*WRITTEN TASK*. Pull out every line below holding the word "make".

*STORED RECORDS*.
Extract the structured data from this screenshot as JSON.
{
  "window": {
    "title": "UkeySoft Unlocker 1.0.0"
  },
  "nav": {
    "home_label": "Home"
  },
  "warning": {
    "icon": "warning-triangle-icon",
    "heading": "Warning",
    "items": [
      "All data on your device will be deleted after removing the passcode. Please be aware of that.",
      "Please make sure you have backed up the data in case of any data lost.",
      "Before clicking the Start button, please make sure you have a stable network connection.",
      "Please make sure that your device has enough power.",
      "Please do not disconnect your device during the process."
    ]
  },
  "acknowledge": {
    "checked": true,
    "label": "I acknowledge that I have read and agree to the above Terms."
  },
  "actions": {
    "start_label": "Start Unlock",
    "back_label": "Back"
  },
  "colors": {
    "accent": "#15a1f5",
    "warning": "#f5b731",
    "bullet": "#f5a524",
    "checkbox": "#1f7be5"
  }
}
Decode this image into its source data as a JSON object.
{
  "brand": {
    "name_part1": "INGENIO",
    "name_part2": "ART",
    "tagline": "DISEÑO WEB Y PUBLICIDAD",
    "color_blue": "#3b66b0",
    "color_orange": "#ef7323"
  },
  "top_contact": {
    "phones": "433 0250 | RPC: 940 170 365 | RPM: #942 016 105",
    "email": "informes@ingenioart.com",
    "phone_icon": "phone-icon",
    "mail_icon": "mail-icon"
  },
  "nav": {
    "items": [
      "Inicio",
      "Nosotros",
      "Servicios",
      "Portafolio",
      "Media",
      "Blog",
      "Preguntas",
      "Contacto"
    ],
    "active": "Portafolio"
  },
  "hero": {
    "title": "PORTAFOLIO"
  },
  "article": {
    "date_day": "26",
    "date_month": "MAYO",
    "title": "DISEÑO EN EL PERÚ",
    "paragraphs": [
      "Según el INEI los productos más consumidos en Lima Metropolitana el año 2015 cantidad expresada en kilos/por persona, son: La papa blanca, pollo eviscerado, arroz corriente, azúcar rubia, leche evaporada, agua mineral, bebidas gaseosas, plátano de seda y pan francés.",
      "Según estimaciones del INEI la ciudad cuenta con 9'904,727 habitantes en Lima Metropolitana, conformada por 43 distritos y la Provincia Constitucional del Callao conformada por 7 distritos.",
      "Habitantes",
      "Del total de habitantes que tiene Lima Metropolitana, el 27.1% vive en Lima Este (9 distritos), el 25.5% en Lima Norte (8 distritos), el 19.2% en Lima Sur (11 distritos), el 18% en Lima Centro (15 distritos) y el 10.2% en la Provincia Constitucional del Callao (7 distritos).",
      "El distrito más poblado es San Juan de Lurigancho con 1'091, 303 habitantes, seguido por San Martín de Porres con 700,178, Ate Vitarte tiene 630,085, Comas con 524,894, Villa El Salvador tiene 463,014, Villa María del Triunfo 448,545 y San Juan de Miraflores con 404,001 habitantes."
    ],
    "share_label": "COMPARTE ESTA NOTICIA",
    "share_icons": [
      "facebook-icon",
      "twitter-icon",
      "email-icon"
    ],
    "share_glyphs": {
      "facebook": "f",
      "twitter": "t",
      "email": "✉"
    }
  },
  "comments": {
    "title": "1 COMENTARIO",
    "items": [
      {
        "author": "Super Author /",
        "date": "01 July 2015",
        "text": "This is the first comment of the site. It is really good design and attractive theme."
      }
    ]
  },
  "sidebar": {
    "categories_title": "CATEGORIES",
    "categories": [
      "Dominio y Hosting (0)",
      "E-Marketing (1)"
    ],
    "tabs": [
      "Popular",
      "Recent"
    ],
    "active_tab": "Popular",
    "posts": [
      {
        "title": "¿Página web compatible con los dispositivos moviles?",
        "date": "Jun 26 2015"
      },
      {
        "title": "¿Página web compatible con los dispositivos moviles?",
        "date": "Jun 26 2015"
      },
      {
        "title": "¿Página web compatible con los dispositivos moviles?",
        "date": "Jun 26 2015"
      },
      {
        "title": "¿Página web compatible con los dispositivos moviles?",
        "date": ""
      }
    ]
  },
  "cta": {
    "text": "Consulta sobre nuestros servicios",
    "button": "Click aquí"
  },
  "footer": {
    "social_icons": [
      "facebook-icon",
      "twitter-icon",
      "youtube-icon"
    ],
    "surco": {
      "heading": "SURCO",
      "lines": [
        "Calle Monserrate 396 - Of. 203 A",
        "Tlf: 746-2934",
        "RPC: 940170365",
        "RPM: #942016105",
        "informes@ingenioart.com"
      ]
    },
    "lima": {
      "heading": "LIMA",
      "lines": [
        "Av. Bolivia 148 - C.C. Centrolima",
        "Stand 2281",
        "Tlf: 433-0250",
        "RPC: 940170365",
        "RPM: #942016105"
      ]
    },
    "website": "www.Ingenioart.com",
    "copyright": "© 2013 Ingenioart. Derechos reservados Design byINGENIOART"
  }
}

*EXERCISE ANSWER*.
      "Please make sure you have backed up the data in case of any data lost.",
      "Before clicking the Start button, please make sure you have a stable network connection.",
      "Please make sure that your device has enough power.",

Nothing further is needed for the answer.